[Saved entries]
** start **

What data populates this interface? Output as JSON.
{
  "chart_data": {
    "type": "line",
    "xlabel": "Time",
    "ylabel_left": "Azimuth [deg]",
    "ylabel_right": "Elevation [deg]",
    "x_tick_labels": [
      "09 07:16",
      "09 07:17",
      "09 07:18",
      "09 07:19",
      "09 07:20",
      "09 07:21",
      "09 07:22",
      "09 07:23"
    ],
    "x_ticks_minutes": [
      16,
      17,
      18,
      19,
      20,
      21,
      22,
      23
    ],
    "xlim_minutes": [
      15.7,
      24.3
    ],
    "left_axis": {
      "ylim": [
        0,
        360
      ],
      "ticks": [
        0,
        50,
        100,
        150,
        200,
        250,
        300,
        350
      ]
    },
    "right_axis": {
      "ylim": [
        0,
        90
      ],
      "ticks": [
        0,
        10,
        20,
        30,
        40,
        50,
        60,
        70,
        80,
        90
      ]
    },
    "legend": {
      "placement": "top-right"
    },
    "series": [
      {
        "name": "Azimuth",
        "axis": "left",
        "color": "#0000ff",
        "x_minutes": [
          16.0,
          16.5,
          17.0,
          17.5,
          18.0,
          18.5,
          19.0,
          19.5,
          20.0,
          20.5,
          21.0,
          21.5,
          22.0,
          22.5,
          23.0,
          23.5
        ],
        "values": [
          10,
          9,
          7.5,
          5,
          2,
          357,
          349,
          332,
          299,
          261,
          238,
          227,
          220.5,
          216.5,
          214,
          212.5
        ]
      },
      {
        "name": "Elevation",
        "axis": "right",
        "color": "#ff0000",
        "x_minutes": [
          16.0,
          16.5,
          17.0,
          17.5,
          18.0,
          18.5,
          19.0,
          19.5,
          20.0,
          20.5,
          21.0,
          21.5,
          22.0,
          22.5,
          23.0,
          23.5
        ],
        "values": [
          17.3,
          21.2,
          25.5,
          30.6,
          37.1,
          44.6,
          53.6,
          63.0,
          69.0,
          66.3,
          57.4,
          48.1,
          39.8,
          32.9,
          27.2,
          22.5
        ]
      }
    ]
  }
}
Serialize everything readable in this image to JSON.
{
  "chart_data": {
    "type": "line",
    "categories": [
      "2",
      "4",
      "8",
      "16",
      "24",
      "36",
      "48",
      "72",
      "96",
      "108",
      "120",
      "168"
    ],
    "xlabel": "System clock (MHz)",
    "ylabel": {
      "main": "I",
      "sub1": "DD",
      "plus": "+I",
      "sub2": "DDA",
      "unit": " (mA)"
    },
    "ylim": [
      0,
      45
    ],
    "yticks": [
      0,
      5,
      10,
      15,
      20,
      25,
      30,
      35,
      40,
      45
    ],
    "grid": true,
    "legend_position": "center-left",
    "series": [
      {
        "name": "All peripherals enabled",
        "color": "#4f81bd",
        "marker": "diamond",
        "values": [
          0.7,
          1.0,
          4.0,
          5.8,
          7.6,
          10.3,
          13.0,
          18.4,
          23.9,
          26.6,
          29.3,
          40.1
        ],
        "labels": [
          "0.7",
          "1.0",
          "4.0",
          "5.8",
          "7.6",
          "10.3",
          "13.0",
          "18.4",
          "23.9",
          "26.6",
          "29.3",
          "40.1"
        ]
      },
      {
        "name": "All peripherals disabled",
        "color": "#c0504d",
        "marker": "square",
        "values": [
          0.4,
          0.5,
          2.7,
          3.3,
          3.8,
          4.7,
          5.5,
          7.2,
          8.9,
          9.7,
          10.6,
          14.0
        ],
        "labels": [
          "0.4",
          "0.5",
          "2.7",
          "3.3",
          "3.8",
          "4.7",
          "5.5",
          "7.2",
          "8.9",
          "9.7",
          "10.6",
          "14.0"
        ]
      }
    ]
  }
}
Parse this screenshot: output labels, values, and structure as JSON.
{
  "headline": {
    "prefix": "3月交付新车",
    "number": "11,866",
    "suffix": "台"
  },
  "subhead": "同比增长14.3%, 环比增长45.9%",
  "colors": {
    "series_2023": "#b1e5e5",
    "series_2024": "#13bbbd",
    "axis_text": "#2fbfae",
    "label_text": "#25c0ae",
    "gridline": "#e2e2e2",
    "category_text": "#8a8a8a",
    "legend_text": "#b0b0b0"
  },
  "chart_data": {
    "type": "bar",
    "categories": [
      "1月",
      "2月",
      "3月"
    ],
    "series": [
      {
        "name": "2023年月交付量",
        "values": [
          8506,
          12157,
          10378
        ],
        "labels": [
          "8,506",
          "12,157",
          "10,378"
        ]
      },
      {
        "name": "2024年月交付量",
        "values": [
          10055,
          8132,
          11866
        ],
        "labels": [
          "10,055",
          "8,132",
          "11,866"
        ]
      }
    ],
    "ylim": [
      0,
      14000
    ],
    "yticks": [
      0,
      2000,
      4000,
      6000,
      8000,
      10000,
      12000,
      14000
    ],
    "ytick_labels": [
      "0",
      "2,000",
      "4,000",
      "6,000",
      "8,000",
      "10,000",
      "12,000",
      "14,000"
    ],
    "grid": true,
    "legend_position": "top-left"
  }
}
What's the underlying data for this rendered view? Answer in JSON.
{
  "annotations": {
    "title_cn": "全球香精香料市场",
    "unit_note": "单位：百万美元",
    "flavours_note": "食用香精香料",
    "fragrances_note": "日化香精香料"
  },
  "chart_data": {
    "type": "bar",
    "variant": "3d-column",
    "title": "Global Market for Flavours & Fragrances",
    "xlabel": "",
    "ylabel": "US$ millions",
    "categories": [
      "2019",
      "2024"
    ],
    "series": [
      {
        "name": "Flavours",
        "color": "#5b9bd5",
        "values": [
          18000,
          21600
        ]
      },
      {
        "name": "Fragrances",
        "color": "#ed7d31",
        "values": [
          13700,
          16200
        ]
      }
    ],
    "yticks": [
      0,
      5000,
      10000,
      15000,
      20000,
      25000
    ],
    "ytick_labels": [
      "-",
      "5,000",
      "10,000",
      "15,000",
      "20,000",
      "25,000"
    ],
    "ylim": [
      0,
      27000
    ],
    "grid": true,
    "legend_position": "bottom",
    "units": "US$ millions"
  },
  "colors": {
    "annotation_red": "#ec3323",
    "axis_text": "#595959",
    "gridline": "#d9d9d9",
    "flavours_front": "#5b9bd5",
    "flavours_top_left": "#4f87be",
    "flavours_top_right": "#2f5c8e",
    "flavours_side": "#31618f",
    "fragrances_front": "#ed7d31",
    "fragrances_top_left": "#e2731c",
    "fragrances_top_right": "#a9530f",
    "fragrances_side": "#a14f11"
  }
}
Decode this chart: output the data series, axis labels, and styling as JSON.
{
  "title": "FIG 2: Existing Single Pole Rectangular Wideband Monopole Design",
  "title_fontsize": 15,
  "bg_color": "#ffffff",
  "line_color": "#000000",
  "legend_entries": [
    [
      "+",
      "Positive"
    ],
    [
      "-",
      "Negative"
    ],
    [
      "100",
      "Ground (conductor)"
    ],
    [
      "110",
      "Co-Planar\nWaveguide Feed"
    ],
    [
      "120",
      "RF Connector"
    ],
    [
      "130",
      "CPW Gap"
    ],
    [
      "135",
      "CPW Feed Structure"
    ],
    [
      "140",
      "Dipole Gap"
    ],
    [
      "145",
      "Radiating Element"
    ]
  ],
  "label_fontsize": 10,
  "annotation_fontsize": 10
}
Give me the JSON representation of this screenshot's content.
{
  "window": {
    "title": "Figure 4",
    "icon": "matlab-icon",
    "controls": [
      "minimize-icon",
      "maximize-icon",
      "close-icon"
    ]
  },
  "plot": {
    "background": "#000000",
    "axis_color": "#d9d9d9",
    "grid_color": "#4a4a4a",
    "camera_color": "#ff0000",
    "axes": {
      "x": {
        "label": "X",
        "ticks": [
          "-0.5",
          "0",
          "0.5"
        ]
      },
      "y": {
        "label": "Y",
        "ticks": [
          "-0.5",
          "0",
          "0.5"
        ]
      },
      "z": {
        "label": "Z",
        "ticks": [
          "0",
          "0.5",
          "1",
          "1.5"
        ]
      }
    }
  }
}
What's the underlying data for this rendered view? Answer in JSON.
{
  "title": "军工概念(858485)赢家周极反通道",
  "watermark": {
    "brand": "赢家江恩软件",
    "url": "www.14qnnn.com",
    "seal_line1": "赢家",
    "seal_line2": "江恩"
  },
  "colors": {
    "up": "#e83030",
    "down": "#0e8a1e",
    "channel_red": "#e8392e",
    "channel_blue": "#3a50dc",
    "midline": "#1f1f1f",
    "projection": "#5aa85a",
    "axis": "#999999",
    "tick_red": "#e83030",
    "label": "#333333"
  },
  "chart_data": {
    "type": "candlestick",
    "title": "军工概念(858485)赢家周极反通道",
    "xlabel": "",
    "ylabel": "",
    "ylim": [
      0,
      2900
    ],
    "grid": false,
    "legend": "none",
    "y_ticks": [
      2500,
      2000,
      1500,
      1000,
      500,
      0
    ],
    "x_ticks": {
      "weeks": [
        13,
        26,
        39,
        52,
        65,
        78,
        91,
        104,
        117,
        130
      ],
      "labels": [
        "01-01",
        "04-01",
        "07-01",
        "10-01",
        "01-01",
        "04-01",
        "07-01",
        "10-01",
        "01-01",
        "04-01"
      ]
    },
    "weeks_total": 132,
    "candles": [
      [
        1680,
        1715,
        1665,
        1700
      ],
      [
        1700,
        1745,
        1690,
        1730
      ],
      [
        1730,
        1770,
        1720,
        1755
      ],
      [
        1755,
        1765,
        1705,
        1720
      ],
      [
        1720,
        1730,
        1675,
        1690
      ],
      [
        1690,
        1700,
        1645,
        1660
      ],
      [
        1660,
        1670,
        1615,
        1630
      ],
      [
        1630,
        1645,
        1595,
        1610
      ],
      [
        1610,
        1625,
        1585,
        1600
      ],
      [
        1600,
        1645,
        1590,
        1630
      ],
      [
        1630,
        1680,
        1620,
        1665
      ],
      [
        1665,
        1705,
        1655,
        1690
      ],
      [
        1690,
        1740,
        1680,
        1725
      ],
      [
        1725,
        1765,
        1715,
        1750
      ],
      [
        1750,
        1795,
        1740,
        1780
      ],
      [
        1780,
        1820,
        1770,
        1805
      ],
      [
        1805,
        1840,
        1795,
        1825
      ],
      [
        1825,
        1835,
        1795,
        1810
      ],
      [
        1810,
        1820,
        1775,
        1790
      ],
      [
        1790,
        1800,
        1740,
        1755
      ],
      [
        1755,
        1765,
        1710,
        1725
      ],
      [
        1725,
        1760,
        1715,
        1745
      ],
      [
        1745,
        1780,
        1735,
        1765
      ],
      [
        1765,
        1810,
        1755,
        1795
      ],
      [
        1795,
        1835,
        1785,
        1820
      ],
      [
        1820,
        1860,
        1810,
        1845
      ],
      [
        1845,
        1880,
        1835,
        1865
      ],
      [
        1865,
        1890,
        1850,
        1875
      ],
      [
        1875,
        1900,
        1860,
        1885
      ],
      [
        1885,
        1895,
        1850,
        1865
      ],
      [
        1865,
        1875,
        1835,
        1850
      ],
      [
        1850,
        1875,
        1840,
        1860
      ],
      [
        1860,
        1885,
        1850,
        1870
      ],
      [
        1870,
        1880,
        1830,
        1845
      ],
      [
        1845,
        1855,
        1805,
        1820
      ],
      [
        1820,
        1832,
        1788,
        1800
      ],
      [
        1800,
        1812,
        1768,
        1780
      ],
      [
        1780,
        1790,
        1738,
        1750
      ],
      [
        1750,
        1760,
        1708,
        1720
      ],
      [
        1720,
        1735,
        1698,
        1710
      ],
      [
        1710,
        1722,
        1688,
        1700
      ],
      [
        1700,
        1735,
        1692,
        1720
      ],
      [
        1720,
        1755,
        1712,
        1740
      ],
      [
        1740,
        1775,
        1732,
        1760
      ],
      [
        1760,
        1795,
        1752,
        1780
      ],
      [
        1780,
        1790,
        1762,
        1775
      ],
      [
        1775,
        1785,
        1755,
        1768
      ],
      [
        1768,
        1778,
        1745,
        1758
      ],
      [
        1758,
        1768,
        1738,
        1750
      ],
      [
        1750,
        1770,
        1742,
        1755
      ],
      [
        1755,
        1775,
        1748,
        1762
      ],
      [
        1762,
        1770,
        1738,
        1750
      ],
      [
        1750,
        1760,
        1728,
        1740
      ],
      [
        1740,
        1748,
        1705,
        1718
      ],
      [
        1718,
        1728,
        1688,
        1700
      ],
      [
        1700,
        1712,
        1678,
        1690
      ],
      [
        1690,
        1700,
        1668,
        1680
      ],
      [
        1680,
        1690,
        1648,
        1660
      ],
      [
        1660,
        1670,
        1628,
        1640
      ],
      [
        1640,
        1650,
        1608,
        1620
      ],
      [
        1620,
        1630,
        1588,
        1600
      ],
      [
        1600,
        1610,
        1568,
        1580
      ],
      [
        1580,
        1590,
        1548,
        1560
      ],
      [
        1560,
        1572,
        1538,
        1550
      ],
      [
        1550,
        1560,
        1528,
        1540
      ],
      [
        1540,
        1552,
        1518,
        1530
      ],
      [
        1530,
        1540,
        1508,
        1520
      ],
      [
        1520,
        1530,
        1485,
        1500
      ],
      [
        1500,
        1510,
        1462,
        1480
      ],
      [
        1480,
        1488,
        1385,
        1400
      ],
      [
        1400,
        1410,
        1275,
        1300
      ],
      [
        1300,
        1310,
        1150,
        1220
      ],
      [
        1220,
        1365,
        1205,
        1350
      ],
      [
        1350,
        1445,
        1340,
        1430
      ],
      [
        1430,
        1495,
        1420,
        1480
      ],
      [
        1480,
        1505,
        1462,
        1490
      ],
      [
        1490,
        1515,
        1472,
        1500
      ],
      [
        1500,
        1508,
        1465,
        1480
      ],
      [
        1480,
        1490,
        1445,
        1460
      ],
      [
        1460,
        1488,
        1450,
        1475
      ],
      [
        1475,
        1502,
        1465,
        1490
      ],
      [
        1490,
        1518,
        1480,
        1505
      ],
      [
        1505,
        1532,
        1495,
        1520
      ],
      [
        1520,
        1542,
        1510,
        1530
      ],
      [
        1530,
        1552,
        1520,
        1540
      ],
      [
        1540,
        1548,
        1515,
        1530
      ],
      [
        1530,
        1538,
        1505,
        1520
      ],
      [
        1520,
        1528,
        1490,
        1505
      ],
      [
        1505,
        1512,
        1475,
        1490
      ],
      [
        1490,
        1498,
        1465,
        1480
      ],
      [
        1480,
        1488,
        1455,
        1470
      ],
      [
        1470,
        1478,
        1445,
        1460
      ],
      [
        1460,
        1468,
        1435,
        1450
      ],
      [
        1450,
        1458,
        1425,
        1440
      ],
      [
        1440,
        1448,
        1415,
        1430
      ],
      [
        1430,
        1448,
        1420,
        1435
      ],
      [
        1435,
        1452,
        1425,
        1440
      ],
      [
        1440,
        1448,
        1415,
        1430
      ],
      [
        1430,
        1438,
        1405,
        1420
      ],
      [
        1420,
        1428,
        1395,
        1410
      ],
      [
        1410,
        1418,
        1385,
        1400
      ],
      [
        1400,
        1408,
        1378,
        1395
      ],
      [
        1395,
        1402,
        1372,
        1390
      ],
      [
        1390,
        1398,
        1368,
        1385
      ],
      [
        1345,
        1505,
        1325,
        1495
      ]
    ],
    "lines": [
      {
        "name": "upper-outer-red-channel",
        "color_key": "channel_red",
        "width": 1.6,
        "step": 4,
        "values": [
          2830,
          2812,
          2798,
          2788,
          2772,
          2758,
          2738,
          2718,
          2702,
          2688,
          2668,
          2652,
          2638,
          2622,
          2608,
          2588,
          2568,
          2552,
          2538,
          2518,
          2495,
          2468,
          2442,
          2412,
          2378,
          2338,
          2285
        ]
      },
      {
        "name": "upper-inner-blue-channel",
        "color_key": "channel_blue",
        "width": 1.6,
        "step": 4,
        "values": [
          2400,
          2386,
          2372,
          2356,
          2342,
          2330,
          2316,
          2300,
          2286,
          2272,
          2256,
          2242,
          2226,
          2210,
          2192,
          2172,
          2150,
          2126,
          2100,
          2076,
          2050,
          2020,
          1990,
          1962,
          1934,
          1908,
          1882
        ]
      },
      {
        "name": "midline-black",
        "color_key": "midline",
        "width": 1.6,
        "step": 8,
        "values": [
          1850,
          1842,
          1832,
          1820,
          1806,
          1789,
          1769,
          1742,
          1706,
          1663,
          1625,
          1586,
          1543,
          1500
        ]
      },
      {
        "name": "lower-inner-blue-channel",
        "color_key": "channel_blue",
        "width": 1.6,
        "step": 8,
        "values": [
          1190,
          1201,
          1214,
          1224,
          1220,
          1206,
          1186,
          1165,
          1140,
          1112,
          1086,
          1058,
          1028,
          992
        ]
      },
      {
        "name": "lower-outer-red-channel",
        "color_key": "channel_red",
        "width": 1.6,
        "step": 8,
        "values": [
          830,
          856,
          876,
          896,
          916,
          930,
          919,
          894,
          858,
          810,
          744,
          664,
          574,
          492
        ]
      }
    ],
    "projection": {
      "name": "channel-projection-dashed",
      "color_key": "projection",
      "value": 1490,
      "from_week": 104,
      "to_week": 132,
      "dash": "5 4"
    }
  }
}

** end **

- [Given instruction]
Going through the entries above, report how many lines include the string "midline". The number alone is the answer.

- [Task result]
3